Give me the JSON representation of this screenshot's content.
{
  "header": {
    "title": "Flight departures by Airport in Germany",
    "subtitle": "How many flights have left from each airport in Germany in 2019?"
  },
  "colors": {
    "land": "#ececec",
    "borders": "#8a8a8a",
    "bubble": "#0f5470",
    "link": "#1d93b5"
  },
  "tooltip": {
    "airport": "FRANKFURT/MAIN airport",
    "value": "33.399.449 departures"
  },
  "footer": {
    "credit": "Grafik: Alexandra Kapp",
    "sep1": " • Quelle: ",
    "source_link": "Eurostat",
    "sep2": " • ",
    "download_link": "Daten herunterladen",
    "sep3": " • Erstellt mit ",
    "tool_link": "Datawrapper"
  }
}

— To be done —
Report all lines of the data that include the word "departures".

— Reply —
    "title": "Flight departures by Airport in Germany",
    "value": "33.399.449 departures"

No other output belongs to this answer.